Extracted data entries:
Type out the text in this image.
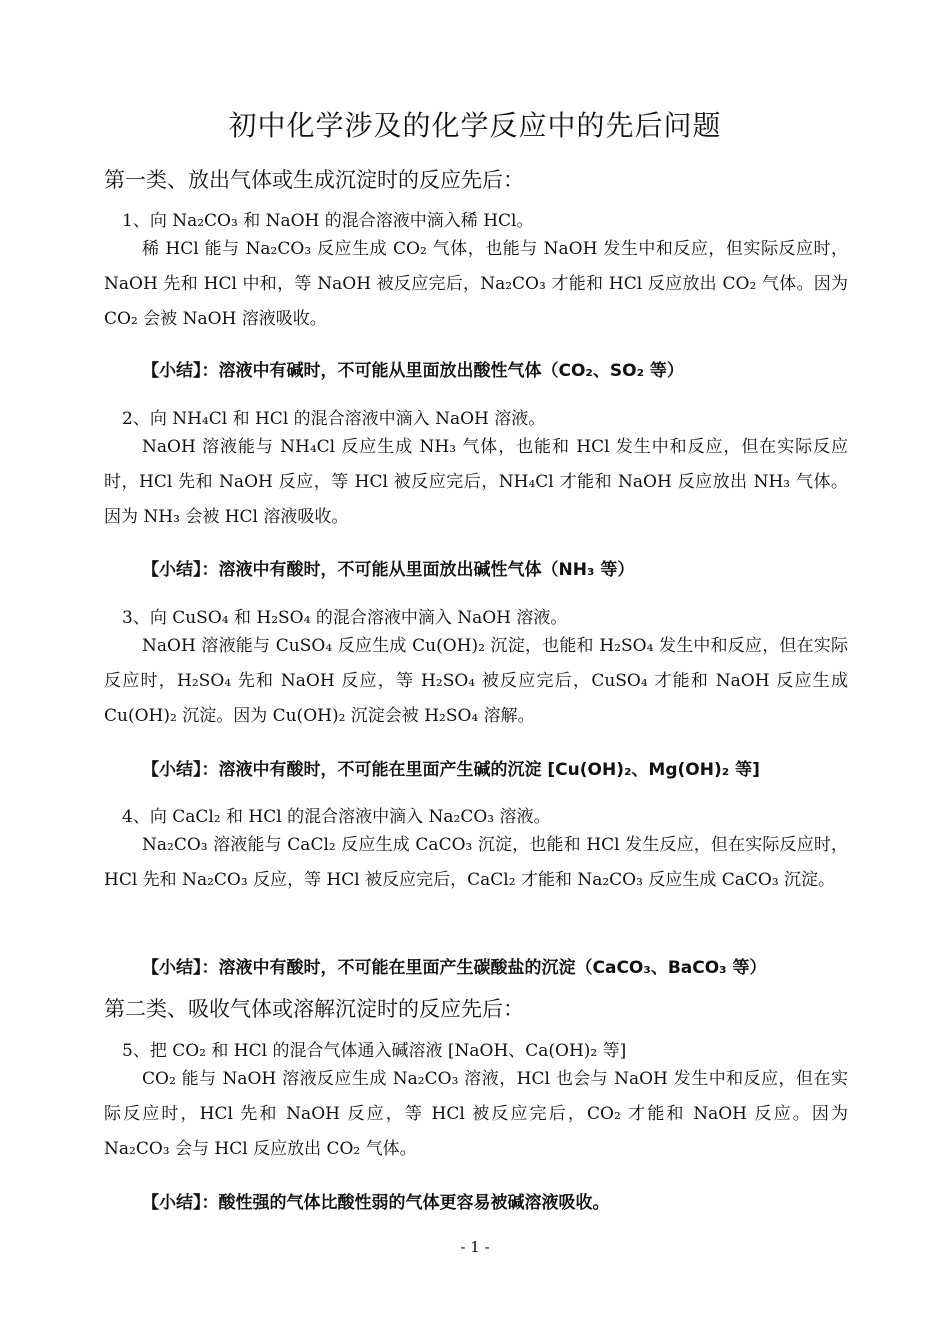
初中化学涉及的化学反应中的先后问题
第一类、放出气体或生成沉淀时的反应先后：
1、向 Na₂CO₃ 和 NaOH 的混合溶液中滴入稀 HCl。
稀 HCl 能与 Na₂CO₃ 反应生成 CO₂ 气体，也能与 NaOH 发生中和反应，但实际反应时，NaOH 先和 HCl 中和，等 NaOH 被反应完后，Na₂CO₃ 才能和 HCl 反应放出 CO₂ 气体。因为 CO₂ 会被 NaOH 溶液吸收。
【小结】：溶液中有碱时，不可能从里面放出酸性气体（CO₂、SO₂ 等）
2、向 NH₄Cl 和 HCl 的混合溶液中滴入 NaOH 溶液。
NaOH 溶液能与 NH₄Cl 反应生成 NH₃ 气体，也能和 HCl 发生中和反应，但在实际反应时，HCl 先和 NaOH 反应，等 HCl 被反应完后，NH₄Cl 才能和 NaOH 反应放出 NH₃ 气体。因为 NH₃ 会被 HCl 溶液吸收。
【小结】：溶液中有酸时，不可能从里面放出碱性气体（NH₃ 等）
3、向 CuSO₄ 和 H₂SO₄ 的混合溶液中滴入 NaOH 溶液。
NaOH 溶液能与 CuSO₄ 反应生成 Cu(OH)₂ 沉淀，也能和 H₂SO₄ 发生中和反应，但在实际反应时，H₂SO₄ 先和 NaOH 反应，等 H₂SO₄ 被反应完后，CuSO₄ 才能和 NaOH 反应生成 Cu(OH)₂ 沉淀。因为 Cu(OH)₂ 沉淀会被 H₂SO₄ 溶解。
【小结】：溶液中有酸时，不可能在里面产生碱的沉淀 [Cu(OH)₂、Mg(OH)₂ 等]
4、向 CaCl₂ 和 HCl 的混合溶液中滴入 Na₂CO₃ 溶液。
Na₂CO₃ 溶液能与 CaCl₂ 反应生成 CaCO₃ 沉淀，也能和 HCl 发生反应，但在实际反应时，HCl 先和 Na₂CO₃ 反应，等 HCl 被反应完后，CaCl₂ 才能和 Na₂CO₃ 反应生成 CaCO₃ 沉淀。
【小结】：溶液中有酸时，不可能在里面产生碳酸盐的沉淀（CaCO₃、BaCO₃ 等）
第二类、吸收气体或溶解沉淀时的反应先后：
5、把 CO₂ 和 HCl 的混合气体通入碱溶液 [NaOH、Ca(OH)₂ 等]
CO₂ 能与 NaOH 溶液反应生成 Na₂CO₃ 溶液，HCl 也会与 NaOH 发生中和反应，但在实际反应时，HCl 先和 NaOH 反应，等 HCl 被反应完后，CO₂ 才能和 NaOH 反应。因为 Na₂CO₃ 会与 HCl 反应放出 CO₂ 气体。
【小结】：酸性强的气体比酸性弱的气体更容易被碱溶液吸收。
- 1 -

## TASK DETAILS
Your copy should repeat each entry above exactly but contain no pictures.

## RESULT
Type out the text in this image.
初中化学涉及的化学反应中的先后问题
第一类、放出气体或生成沉淀时的反应先后：
1、向 Na₂CO₃ 和 NaOH 的混合溶液中滴入稀 HCl。
稀 HCl 能与 Na₂CO₃ 反应生成 CO₂ 气体，也能与 NaOH 发生中和反应，但实际反应时，NaOH 先和 HCl 中和，等 NaOH 被反应完后，Na₂CO₃ 才能和 HCl 反应放出 CO₂ 气体。因为 CO₂ 会被 NaOH 溶液吸收。
【小结】：溶液中有碱时，不可能从里面放出酸性气体（CO₂、SO₂ 等）
2、向 NH₄Cl 和 HCl 的混合溶液中滴入 NaOH 溶液。
NaOH 溶液能与 NH₄Cl 反应生成 NH₃ 气体，也能和 HCl 发生中和反应，但在实际反应时，HCl 先和 NaOH 反应，等 HCl 被反应完后，NH₄Cl 才能和 NaOH 反应放出 NH₃ 气体。因为 NH₃ 会被 HCl 溶液吸收。
【小结】：溶液中有酸时，不可能从里面放出碱性气体（NH₃ 等）
3、向 CuSO₄ 和 H₂SO₄ 的混合溶液中滴入 NaOH 溶液。
NaOH 溶液能与 CuSO₄ 反应生成 Cu(OH)₂ 沉淀，也能和 H₂SO₄ 发生中和反应，但在实际反应时，H₂SO₄ 先和 NaOH 反应，等 H₂SO₄ 被反应完后，CuSO₄ 才能和 NaOH 反应生成 Cu(OH)₂ 沉淀。因为 Cu(OH)₂ 沉淀会被 H₂SO₄ 溶解。
【小结】：溶液中有酸时，不可能在里面产生碱的沉淀 [Cu(OH)₂、Mg(OH)₂ 等]
4、向 CaCl₂ 和 HCl 的混合溶液中滴入 Na₂CO₃ 溶液。
Na₂CO₃ 溶液能与 CaCl₂ 反应生成 CaCO₃ 沉淀，也能和 HCl 发生反应，但在实际反应时，HCl 先和 Na₂CO₃ 反应，等 HCl 被反应完后，CaCl₂ 才能和 Na₂CO₃ 反应生成 CaCO₃ 沉淀。
【小结】：溶液中有酸时，不可能在里面产生碳酸盐的沉淀（CaCO₃、BaCO₃ 等）
第二类、吸收气体或溶解沉淀时的反应先后：
5、把 CO₂ 和 HCl 的混合气体通入碱溶液 [NaOH、Ca(OH)₂ 等]
CO₂ 能与 NaOH 溶液反应生成 Na₂CO₃ 溶液，HCl 也会与 NaOH 发生中和反应，但在实际反应时，HCl 先和 NaOH 反应，等 HCl 被反应完后，CO₂ 才能和 NaOH 反应。因为 Na₂CO₃ 会与 HCl 反应放出 CO₂ 气体。
【小结】：酸性强的气体比酸性弱的气体更容易被碱溶液吸收。
- 1 -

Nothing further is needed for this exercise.